Start of Extracted information

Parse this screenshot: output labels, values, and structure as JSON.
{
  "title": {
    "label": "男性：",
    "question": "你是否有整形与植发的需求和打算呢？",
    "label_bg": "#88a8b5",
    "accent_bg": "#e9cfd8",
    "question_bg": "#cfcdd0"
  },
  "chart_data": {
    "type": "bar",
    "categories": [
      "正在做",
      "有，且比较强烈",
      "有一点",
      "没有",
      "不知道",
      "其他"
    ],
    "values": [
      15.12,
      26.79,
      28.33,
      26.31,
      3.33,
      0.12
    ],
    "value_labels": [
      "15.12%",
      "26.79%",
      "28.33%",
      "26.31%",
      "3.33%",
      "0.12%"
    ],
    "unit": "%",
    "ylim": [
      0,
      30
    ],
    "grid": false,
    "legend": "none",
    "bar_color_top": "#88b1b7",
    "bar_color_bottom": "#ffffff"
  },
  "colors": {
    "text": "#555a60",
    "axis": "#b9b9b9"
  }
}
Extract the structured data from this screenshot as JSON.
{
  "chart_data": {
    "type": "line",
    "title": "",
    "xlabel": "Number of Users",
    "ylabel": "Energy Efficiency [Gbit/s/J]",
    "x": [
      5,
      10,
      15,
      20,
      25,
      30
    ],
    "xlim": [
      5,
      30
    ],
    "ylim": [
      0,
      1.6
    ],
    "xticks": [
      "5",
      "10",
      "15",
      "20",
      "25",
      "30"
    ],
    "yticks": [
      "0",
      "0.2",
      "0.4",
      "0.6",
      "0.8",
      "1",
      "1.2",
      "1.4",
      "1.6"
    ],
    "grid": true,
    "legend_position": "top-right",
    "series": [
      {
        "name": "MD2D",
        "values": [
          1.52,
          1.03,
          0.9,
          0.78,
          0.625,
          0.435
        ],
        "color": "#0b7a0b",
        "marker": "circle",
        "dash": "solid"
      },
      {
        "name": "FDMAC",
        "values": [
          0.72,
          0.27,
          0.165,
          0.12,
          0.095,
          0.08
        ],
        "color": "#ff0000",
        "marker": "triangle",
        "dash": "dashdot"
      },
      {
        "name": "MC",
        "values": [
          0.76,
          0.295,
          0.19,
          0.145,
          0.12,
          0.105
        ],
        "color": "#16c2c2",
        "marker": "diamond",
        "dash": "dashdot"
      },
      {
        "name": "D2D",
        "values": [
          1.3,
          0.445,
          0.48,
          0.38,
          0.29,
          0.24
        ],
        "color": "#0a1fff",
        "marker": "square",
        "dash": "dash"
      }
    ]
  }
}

End of Extracted information

- Set task: Give only the number of lines in the entries above that hold the string "name".

- Result: 4